§ Your goal
Copy each line of the records that holds the string "structure".

[Data items]
★ ★ ★ ★ ★ ★ ★
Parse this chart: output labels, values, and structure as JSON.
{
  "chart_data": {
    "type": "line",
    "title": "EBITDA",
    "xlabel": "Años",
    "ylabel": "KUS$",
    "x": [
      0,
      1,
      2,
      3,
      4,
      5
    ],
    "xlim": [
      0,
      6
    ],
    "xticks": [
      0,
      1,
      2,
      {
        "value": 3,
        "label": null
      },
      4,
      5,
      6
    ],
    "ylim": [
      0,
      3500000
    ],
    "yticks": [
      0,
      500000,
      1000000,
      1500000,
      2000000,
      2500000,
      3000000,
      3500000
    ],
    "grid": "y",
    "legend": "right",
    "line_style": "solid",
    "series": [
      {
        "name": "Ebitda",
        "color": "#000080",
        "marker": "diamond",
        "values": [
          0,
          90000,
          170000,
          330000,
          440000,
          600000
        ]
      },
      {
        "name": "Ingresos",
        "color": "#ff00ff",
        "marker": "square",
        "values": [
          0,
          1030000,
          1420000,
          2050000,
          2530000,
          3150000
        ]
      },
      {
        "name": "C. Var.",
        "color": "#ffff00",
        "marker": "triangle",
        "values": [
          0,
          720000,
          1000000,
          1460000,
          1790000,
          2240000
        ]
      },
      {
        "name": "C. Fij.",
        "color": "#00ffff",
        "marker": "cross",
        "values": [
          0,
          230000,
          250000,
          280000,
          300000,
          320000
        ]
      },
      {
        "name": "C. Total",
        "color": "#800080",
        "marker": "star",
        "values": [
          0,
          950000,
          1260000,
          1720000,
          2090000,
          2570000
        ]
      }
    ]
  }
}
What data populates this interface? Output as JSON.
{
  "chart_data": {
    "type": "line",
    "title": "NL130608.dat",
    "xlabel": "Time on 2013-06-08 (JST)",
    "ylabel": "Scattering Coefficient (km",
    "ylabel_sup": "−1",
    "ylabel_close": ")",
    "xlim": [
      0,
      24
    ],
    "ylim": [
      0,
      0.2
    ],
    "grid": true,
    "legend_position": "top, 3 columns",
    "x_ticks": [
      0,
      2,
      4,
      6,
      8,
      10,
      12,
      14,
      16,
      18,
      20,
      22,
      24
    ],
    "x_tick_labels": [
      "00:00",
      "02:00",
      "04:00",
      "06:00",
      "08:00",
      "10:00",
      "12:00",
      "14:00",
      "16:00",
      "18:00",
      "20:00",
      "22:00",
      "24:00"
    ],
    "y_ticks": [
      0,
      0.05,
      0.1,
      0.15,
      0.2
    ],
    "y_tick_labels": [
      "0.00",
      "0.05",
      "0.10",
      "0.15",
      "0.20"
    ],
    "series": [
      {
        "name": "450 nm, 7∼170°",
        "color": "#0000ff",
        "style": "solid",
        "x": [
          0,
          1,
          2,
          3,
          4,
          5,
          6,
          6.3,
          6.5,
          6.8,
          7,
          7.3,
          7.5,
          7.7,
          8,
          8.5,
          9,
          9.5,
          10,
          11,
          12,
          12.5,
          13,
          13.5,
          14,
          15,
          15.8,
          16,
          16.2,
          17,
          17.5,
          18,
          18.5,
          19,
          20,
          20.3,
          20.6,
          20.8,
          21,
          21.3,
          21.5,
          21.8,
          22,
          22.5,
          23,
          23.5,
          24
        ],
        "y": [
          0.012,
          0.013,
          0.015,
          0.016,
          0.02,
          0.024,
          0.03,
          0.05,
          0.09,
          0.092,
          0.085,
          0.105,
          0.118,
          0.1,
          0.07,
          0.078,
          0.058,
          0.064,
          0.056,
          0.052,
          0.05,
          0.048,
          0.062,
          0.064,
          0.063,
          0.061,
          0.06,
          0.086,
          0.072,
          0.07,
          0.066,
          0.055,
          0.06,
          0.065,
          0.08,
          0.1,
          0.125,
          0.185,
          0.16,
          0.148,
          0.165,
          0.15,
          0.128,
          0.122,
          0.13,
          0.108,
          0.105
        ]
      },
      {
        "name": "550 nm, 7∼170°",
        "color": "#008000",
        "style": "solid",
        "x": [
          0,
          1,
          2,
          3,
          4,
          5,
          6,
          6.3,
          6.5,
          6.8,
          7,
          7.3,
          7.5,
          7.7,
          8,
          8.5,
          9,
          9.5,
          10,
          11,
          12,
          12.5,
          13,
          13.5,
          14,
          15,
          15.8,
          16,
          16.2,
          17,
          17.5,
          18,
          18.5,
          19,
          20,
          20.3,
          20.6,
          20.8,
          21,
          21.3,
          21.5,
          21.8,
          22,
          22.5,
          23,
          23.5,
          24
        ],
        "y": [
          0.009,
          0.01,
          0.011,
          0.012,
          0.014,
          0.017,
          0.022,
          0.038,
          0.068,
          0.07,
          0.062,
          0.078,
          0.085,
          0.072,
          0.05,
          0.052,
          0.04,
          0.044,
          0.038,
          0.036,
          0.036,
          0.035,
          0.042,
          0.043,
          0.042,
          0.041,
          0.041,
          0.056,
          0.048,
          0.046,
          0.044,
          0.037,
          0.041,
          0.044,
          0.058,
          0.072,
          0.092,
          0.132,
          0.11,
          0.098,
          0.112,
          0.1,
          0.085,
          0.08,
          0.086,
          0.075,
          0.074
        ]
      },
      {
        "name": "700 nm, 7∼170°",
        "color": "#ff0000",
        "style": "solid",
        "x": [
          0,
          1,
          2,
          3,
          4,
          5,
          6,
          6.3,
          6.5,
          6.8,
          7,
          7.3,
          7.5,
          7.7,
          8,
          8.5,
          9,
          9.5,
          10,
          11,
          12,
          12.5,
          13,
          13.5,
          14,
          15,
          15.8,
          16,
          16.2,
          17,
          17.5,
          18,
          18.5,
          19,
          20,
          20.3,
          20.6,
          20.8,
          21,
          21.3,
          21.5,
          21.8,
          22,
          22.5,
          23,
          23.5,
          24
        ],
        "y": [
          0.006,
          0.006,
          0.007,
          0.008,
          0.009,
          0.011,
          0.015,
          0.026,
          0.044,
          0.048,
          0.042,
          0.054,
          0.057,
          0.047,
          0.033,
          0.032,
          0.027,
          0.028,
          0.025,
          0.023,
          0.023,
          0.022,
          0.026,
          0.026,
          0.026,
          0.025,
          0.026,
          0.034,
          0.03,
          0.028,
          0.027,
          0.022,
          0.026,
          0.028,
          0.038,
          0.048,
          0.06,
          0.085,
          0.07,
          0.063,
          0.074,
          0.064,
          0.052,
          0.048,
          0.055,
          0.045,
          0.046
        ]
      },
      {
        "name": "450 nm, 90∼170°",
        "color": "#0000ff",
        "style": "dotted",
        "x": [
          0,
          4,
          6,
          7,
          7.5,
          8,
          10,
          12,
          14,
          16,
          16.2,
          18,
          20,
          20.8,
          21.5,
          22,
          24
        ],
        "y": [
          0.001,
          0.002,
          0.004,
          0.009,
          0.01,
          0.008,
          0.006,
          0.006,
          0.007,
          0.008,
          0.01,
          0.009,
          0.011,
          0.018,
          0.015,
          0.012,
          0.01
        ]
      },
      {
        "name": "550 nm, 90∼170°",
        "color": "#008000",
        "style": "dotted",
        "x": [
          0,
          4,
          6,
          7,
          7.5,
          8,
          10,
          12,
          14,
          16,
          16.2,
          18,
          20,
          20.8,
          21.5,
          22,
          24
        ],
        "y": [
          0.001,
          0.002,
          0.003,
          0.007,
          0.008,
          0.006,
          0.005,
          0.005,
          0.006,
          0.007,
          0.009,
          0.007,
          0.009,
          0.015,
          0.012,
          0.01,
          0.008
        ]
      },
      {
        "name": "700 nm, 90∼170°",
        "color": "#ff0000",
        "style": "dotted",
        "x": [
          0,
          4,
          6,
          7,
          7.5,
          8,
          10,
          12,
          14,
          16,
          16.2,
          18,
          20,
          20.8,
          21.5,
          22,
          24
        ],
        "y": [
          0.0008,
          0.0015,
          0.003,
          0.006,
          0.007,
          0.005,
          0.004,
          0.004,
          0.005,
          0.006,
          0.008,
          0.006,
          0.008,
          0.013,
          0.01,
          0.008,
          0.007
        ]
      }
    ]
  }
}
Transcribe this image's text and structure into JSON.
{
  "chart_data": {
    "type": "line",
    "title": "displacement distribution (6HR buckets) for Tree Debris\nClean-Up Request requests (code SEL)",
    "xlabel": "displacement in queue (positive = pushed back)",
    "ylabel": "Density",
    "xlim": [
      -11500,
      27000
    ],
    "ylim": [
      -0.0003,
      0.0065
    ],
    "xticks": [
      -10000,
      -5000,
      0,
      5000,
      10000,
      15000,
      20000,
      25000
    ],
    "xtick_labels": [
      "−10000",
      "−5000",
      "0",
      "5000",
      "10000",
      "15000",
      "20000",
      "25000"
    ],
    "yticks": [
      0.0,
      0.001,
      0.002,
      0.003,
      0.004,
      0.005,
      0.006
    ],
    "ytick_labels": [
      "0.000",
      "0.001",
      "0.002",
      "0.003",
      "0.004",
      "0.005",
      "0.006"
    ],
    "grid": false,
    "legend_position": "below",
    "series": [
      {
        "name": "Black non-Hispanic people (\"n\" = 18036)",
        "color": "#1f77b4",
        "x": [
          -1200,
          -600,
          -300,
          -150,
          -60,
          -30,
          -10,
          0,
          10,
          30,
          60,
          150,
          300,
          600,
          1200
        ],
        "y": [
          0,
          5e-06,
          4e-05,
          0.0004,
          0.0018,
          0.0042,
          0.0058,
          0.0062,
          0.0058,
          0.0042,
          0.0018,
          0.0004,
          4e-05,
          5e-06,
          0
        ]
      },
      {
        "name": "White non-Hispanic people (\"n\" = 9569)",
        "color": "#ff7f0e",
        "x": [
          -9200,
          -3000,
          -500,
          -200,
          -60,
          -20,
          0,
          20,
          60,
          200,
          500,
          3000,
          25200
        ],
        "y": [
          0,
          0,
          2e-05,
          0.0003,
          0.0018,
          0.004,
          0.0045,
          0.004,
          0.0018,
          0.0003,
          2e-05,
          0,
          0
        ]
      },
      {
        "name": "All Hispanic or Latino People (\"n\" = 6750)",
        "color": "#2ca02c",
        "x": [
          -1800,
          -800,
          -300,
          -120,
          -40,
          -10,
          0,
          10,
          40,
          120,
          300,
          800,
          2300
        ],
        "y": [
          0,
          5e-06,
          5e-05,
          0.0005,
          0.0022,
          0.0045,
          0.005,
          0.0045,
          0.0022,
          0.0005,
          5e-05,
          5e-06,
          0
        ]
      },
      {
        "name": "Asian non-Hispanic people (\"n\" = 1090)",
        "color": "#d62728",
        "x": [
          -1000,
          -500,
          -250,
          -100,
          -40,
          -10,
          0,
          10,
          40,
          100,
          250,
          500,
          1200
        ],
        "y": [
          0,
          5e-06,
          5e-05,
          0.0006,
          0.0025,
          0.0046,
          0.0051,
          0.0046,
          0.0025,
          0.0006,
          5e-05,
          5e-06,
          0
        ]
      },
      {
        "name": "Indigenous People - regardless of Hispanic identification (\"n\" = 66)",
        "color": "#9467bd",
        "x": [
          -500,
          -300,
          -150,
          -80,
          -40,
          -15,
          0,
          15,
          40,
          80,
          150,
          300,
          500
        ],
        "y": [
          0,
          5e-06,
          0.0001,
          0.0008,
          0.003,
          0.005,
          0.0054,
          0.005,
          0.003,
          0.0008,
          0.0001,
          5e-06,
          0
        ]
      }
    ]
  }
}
★ ★ ★ ★ ★ ★ ★
§ Result of this task
Parse this chart: output labels, values, and structure as JSON.
Transcribe this image's text and structure into JSON.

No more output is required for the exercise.